→ Task goal:
Reproduce every entry that follows word for word, but omit the images.

→ Record set:
§ §
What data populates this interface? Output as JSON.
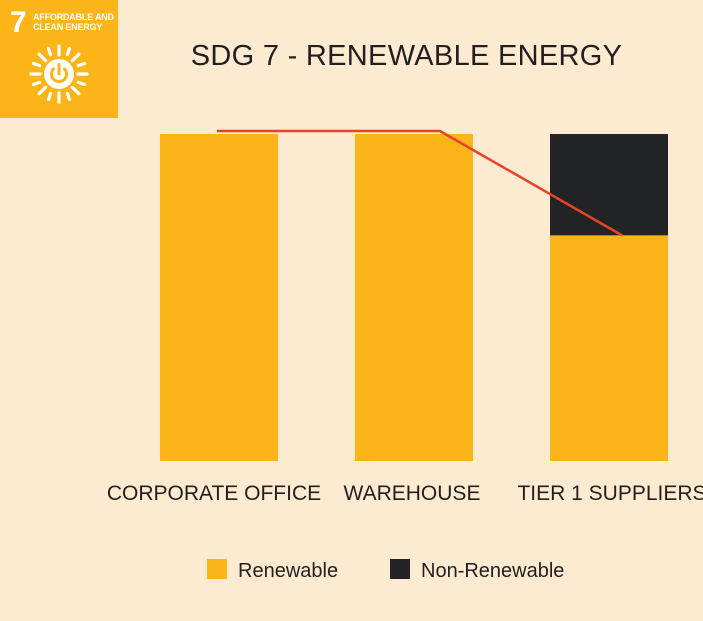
{
  "badge": {
    "number": "7",
    "text": "AFFORDABLE AND CLEAN ENERGY",
    "icon": "sun-power-icon",
    "color": "#fcb518"
  },
  "chart_data": {
    "type": "bar",
    "stacked": true,
    "title": "SDG 7 - RENEWABLE ENERGY",
    "xlabel": "",
    "ylabel": "",
    "categories": [
      "CORPORATE OFFICE",
      "WAREHOUSE",
      "TIER 1 SUPPLIERS"
    ],
    "series": [
      {
        "name": "Renewable",
        "color": "#fcb518",
        "values": [
          100,
          100,
          69
        ]
      },
      {
        "name": "Non-Renewable",
        "color": "#212324",
        "values": [
          0,
          0,
          31
        ]
      }
    ],
    "trend_line": {
      "color": "#e5432a",
      "values": [
        100,
        100,
        69
      ]
    },
    "ylim": [
      0,
      100
    ],
    "grid": false,
    "legend_position": "bottom"
  }
}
§ §
→ Response to the exercise:
What data populates this interface? Output as JSON.
{
  "badge": {
    "number": "7",
    "text": "AFFORDABLE AND CLEAN ENERGY",
    "icon": "sun-power-icon",
    "color": "#fcb518"
  },
  "chart_data": {
    "type": "bar",
    "stacked": true,
    "title": "SDG 7 - RENEWABLE ENERGY",
    "xlabel": "",
    "ylabel": "",
    "categories": [
      "CORPORATE OFFICE",
      "WAREHOUSE",
      "TIER 1 SUPPLIERS"
    ],
    "series": [
      {
        "name": "Renewable",
        "color": "#fcb518",
        "values": [
          100,
          100,
          69
        ]
      },
      {
        "name": "Non-Renewable",
        "color": "#212324",
        "values": [
          0,
          0,
          31
        ]
      }
    ],
    "trend_line": {
      "color": "#e5432a",
      "values": [
        100,
        100,
        69
      ]
    },
    "ylim": [
      0,
      100
    ],
    "grid": false,
    "legend_position": "bottom"
  }
}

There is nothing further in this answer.